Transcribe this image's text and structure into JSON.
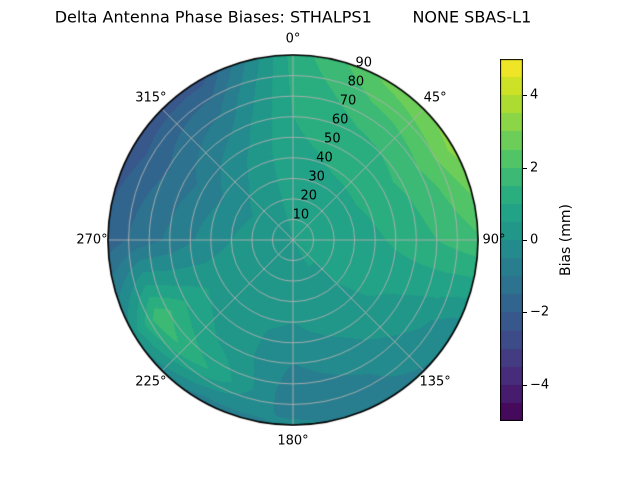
{
  "chart_data": {
    "type": "heatmap",
    "projection": "polar",
    "title": "Delta Antenna Phase Biases: STHALPS1        NONE SBAS-L1",
    "azimuth_tick_degrees": [
      0,
      45,
      90,
      135,
      180,
      225,
      270,
      315
    ],
    "azimuth_tick_labels": [
      "0°",
      "45°",
      "90°",
      "135°",
      "180°",
      "225°",
      "270°",
      "315°"
    ],
    "radial_ticks": [
      10,
      20,
      30,
      40,
      50,
      60,
      70,
      80,
      90
    ],
    "radial_tick_labels": [
      "10",
      "20",
      "30",
      "40",
      "50",
      "60",
      "70",
      "80",
      "90"
    ],
    "radial_max": 90,
    "radial_label_angle_deg": 22.5,
    "grid": true,
    "contour_interval_mm": 0.5,
    "colorbar": {
      "label": "Bias (mm)",
      "ticks": [
        4,
        2,
        0,
        -2,
        -4
      ],
      "tick_labels": [
        "4",
        "2",
        "0",
        "−2",
        "−4"
      ],
      "vmin": -5,
      "vmax": 5,
      "colormap": "viridis",
      "stops": [
        "#440154",
        "#482475",
        "#414487",
        "#355f8d",
        "#2a788e",
        "#21918c",
        "#22a884",
        "#44bf70",
        "#7ad151",
        "#bddf26",
        "#fde725"
      ]
    },
    "field": {
      "azimuth_deg": [
        0,
        30,
        60,
        90,
        120,
        150,
        180,
        210,
        240,
        270,
        300,
        330
      ],
      "radius": [
        0,
        15,
        30,
        45,
        60,
        75,
        90
      ],
      "bias_mm": [
        [
          0.5,
          0.6,
          0.8,
          0.9,
          1.0,
          1.1,
          1.2
        ],
        [
          0.5,
          0.6,
          0.9,
          1.1,
          1.4,
          1.9,
          2.6
        ],
        [
          0.5,
          0.6,
          0.9,
          1.2,
          1.6,
          2.2,
          3.2
        ],
        [
          0.5,
          0.6,
          0.8,
          1.0,
          1.3,
          1.6,
          1.9
        ],
        [
          0.5,
          0.5,
          0.6,
          0.6,
          0.4,
          0.1,
          -0.4
        ],
        [
          0.5,
          0.5,
          0.4,
          0.2,
          -0.1,
          -0.5,
          -0.7
        ],
        [
          0.5,
          0.4,
          0.2,
          -0.1,
          -0.5,
          -0.9,
          -0.4
        ],
        [
          0.5,
          0.4,
          0.3,
          0.1,
          0.3,
          0.9,
          -0.8
        ],
        [
          0.5,
          0.4,
          0.3,
          0.4,
          1.0,
          1.9,
          0.2
        ],
        [
          0.5,
          0.3,
          0.0,
          -0.4,
          -0.9,
          -1.3,
          -1.8
        ],
        [
          0.5,
          0.2,
          -0.2,
          -0.7,
          -1.2,
          -1.7,
          -2.3
        ],
        [
          0.5,
          0.4,
          0.2,
          0.0,
          -0.5,
          -1.2,
          -2.2
        ]
      ]
    }
  },
  "colors": {
    "background": "#ffffff",
    "grid": "#b0b0b0",
    "outline": "#000000",
    "text": "#000000"
  }
}
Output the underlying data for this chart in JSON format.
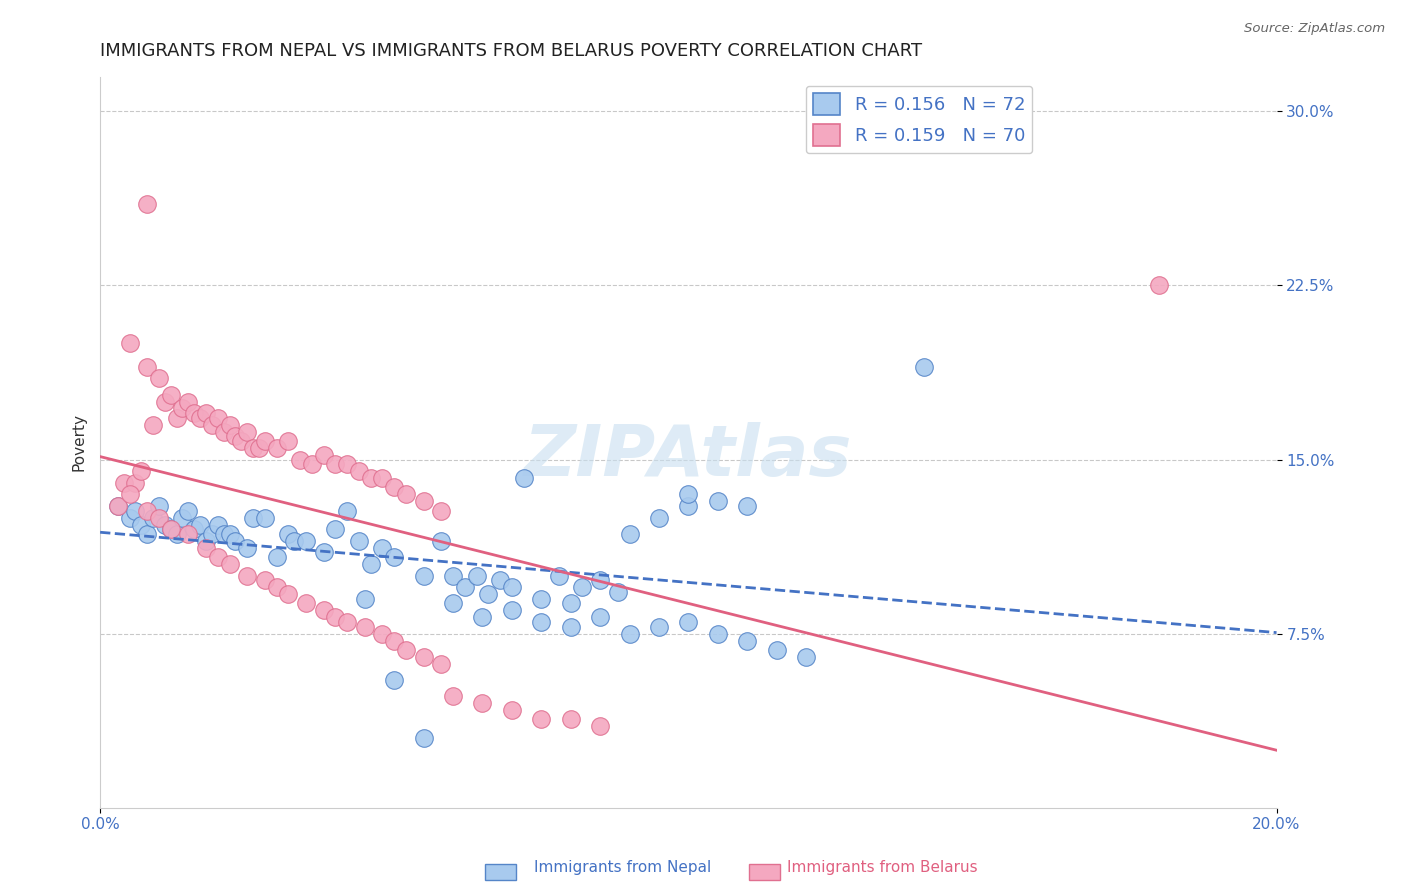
{
  "title": "IMMIGRANTS FROM NEPAL VS IMMIGRANTS FROM BELARUS POVERTY CORRELATION CHART",
  "source": "Source: ZipAtlas.com",
  "ylabel": "Poverty",
  "xlim": [
    0.0,
    0.2
  ],
  "ylim": [
    0.0,
    0.315
  ],
  "nepal_color": "#A8CAEE",
  "belarus_color": "#F4A8C0",
  "nepal_edge_color": "#5585C8",
  "belarus_edge_color": "#E07090",
  "trendline_nepal_color": "#4472C4",
  "trendline_belarus_color": "#E06080",
  "watermark": "ZIPAtlas",
  "legend_R_nepal": "R = 0.156",
  "legend_N_nepal": "N = 72",
  "legend_R_belarus": "R = 0.159",
  "legend_N_belarus": "N = 70",
  "grid_color": "#BBBBBB",
  "background_color": "#FFFFFF",
  "title_fontsize": 13,
  "axis_label_fontsize": 11,
  "tick_fontsize": 11,
  "legend_fontsize": 13,
  "watermark_fontsize": 52,
  "watermark_color": "#C8DFF0",
  "watermark_alpha": 0.6,
  "nepal_x": [
    0.003,
    0.005,
    0.006,
    0.007,
    0.008,
    0.009,
    0.01,
    0.011,
    0.012,
    0.013,
    0.014,
    0.015,
    0.016,
    0.017,
    0.018,
    0.019,
    0.02,
    0.021,
    0.022,
    0.023,
    0.025,
    0.026,
    0.028,
    0.03,
    0.032,
    0.033,
    0.035,
    0.038,
    0.04,
    0.042,
    0.044,
    0.046,
    0.048,
    0.05,
    0.055,
    0.058,
    0.06,
    0.062,
    0.064,
    0.066,
    0.068,
    0.07,
    0.072,
    0.075,
    0.078,
    0.08,
    0.082,
    0.085,
    0.088,
    0.09,
    0.095,
    0.1,
    0.105,
    0.11,
    0.06,
    0.065,
    0.07,
    0.075,
    0.08,
    0.085,
    0.09,
    0.095,
    0.1,
    0.105,
    0.11,
    0.115,
    0.12,
    0.045,
    0.05,
    0.055,
    0.1,
    0.14
  ],
  "nepal_y": [
    0.13,
    0.125,
    0.128,
    0.122,
    0.118,
    0.125,
    0.13,
    0.122,
    0.12,
    0.118,
    0.125,
    0.128,
    0.12,
    0.122,
    0.115,
    0.118,
    0.122,
    0.118,
    0.118,
    0.115,
    0.112,
    0.125,
    0.125,
    0.108,
    0.118,
    0.115,
    0.115,
    0.11,
    0.12,
    0.128,
    0.115,
    0.105,
    0.112,
    0.108,
    0.1,
    0.115,
    0.1,
    0.095,
    0.1,
    0.092,
    0.098,
    0.095,
    0.142,
    0.09,
    0.1,
    0.088,
    0.095,
    0.098,
    0.093,
    0.118,
    0.125,
    0.13,
    0.132,
    0.13,
    0.088,
    0.082,
    0.085,
    0.08,
    0.078,
    0.082,
    0.075,
    0.078,
    0.08,
    0.075,
    0.072,
    0.068,
    0.065,
    0.09,
    0.055,
    0.03,
    0.135,
    0.19
  ],
  "belarus_x": [
    0.003,
    0.004,
    0.005,
    0.006,
    0.007,
    0.008,
    0.009,
    0.01,
    0.011,
    0.012,
    0.013,
    0.014,
    0.015,
    0.016,
    0.017,
    0.018,
    0.019,
    0.02,
    0.021,
    0.022,
    0.023,
    0.024,
    0.025,
    0.026,
    0.027,
    0.028,
    0.03,
    0.032,
    0.034,
    0.036,
    0.038,
    0.04,
    0.042,
    0.044,
    0.046,
    0.048,
    0.05,
    0.052,
    0.055,
    0.058,
    0.005,
    0.008,
    0.01,
    0.012,
    0.015,
    0.018,
    0.02,
    0.022,
    0.025,
    0.028,
    0.03,
    0.032,
    0.035,
    0.038,
    0.04,
    0.042,
    0.045,
    0.048,
    0.05,
    0.052,
    0.055,
    0.058,
    0.06,
    0.065,
    0.07,
    0.075,
    0.08,
    0.085,
    0.18,
    0.008
  ],
  "belarus_y": [
    0.13,
    0.14,
    0.2,
    0.14,
    0.145,
    0.19,
    0.165,
    0.185,
    0.175,
    0.178,
    0.168,
    0.172,
    0.175,
    0.17,
    0.168,
    0.17,
    0.165,
    0.168,
    0.162,
    0.165,
    0.16,
    0.158,
    0.162,
    0.155,
    0.155,
    0.158,
    0.155,
    0.158,
    0.15,
    0.148,
    0.152,
    0.148,
    0.148,
    0.145,
    0.142,
    0.142,
    0.138,
    0.135,
    0.132,
    0.128,
    0.135,
    0.128,
    0.125,
    0.12,
    0.118,
    0.112,
    0.108,
    0.105,
    0.1,
    0.098,
    0.095,
    0.092,
    0.088,
    0.085,
    0.082,
    0.08,
    0.078,
    0.075,
    0.072,
    0.068,
    0.065,
    0.062,
    0.048,
    0.045,
    0.042,
    0.038,
    0.038,
    0.035,
    0.225,
    0.26
  ]
}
=====
Only lines with the string "JSON" belong in your answer; copy each one.

## Result of this task
Transcribe this image's text and structure into JSON.
Output the underlying data for this chart in JSON format.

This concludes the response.